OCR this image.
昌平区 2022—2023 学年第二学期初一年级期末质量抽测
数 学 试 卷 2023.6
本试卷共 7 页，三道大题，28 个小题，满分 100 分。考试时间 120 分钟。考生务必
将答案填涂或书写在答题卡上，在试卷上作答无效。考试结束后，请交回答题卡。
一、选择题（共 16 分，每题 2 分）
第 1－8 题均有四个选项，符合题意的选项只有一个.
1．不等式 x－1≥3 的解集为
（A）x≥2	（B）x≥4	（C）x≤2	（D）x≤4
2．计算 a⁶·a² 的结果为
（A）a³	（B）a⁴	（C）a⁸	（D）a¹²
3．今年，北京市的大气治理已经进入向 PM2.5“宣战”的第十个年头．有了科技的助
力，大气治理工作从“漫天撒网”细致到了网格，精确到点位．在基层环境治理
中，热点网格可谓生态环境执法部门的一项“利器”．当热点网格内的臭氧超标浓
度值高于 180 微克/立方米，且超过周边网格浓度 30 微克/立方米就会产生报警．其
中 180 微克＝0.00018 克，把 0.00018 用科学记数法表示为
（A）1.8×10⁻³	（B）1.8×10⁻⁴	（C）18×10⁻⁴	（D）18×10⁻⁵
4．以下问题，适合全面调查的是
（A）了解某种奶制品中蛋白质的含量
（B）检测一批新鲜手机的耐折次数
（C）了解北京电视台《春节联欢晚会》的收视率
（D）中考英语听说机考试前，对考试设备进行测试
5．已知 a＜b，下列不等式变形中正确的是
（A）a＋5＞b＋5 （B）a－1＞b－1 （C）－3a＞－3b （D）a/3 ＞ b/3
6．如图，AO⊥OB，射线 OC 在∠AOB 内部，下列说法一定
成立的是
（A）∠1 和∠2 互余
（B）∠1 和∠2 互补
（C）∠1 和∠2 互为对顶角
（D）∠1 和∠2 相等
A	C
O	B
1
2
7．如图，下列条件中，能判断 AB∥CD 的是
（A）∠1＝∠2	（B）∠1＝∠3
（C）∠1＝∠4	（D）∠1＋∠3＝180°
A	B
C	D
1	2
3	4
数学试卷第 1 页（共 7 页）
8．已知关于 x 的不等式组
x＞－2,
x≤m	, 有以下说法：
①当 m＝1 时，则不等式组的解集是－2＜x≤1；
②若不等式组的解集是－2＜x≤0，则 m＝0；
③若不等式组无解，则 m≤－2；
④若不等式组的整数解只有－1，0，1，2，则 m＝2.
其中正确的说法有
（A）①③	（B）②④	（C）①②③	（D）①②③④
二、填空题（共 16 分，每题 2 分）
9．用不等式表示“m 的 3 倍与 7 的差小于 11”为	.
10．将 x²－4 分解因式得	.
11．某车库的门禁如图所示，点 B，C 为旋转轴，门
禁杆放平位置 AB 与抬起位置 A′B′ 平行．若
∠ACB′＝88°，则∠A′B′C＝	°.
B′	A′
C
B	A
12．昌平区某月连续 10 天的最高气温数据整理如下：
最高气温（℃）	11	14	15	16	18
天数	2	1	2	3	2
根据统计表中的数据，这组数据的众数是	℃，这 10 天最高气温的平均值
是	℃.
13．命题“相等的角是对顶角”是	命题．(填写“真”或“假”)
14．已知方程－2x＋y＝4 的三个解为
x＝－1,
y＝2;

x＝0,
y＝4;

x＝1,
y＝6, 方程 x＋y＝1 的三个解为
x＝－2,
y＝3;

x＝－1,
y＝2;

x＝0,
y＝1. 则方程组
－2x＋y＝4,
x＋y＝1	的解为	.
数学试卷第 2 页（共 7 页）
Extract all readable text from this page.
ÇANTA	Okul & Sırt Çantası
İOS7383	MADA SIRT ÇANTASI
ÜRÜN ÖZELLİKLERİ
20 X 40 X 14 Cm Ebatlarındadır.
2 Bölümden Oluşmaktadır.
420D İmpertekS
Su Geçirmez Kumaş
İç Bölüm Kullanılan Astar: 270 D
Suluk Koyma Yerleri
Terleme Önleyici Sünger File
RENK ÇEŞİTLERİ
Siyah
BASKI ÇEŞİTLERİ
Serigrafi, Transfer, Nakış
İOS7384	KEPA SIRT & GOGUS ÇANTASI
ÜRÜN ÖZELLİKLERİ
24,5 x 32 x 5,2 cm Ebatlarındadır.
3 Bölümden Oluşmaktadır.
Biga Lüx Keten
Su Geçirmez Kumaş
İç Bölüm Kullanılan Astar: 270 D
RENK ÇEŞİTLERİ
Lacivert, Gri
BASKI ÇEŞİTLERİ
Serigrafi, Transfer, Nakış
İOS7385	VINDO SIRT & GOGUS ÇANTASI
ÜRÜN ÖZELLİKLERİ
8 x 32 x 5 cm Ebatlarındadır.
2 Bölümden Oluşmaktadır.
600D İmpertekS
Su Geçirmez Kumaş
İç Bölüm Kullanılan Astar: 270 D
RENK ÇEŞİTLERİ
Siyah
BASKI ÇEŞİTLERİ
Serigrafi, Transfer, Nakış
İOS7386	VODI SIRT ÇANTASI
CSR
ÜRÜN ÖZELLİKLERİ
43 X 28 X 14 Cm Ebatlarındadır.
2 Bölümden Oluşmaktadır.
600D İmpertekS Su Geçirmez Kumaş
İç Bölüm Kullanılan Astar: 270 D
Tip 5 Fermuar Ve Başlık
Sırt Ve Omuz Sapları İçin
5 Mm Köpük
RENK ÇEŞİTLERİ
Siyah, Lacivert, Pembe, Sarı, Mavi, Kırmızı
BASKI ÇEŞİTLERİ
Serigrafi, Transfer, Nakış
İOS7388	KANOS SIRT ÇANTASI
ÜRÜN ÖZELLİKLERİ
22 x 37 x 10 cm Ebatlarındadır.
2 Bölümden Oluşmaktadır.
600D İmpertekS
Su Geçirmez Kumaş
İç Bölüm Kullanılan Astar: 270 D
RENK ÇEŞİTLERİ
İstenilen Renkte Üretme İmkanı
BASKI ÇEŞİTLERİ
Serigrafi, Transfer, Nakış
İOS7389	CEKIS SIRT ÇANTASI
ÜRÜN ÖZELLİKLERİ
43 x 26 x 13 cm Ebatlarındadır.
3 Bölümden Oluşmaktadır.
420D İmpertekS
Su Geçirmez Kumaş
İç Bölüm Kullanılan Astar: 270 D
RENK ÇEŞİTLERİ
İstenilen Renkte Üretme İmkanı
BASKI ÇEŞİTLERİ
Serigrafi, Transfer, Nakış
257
----
_REQUEST_
Starting with the line that contains "Extract all readable text from this page.", output every line through the end of the listing above, unchanged.

_EXERCISE OUTPUT_
Extract all readable text from this page.
ÇANTA	Okul & Sırt Çantası
İOS7383	MADA SIRT ÇANTASI
ÜRÜN ÖZELLİKLERİ
20 X 40 X 14 Cm Ebatlarındadır.
2 Bölümden Oluşmaktadır.
420D İmpertekS
Su Geçirmez Kumaş
İç Bölüm Kullanılan Astar: 270 D
Suluk Koyma Yerleri
Terleme Önleyici Sünger File
RENK ÇEŞİTLERİ
Siyah
BASKI ÇEŞİTLERİ
Serigrafi, Transfer, Nakış
İOS7384	KEPA SIRT & GOGUS ÇANTASI
ÜRÜN ÖZELLİKLERİ
24,5 x 32 x 5,2 cm Ebatlarındadır.
3 Bölümden Oluşmaktadır.
Biga Lüx Keten
Su Geçirmez Kumaş
İç Bölüm Kullanılan Astar: 270 D
RENK ÇEŞİTLERİ
Lacivert, Gri
BASKI ÇEŞİTLERİ
Serigrafi, Transfer, Nakış
İOS7385	VINDO SIRT & GOGUS ÇANTASI
ÜRÜN ÖZELLİKLERİ
8 x 32 x 5 cm Ebatlarındadır.
2 Bölümden Oluşmaktadır.
600D İmpertekS
Su Geçirmez Kumaş
İç Bölüm Kullanılan Astar: 270 D
RENK ÇEŞİTLERİ
Siyah
BASKI ÇEŞİTLERİ
Serigrafi, Transfer, Nakış
İOS7386	VODI SIRT ÇANTASI
CSR
ÜRÜN ÖZELLİKLERİ
43 X 28 X 14 Cm Ebatlarındadır.
2 Bölümden Oluşmaktadır.
600D İmpertekS Su Geçirmez Kumaş
İç Bölüm Kullanılan Astar: 270 D
Tip 5 Fermuar Ve Başlık
Sırt Ve Omuz Sapları İçin
5 Mm Köpük
RENK ÇEŞİTLERİ
Siyah, Lacivert, Pembe, Sarı, Mavi, Kırmızı
BASKI ÇEŞİTLERİ
Serigrafi, Transfer, Nakış
İOS7388	KANOS SIRT ÇANTASI
ÜRÜN ÖZELLİKLERİ
22 x 37 x 10 cm Ebatlarındadır.
2 Bölümden Oluşmaktadır.
600D İmpertekS
Su Geçirmez Kumaş
İç Bölüm Kullanılan Astar: 270 D
RENK ÇEŞİTLERİ
İstenilen Renkte Üretme İmkanı
BASKI ÇEŞİTLERİ
Serigrafi, Transfer, Nakış
İOS7389	CEKIS SIRT ÇANTASI
ÜRÜN ÖZELLİKLERİ
43 x 26 x 13 cm Ebatlarındadır.
3 Bölümden Oluşmaktadır.
420D İmpertekS
Su Geçirmez Kumaş
İç Bölüm Kullanılan Astar: 270 D
RENK ÇEŞİTLERİ
İstenilen Renkte Üretme İmkanı
BASKI ÇEŞİTLERİ
Serigrafi, Transfer, Nakış
257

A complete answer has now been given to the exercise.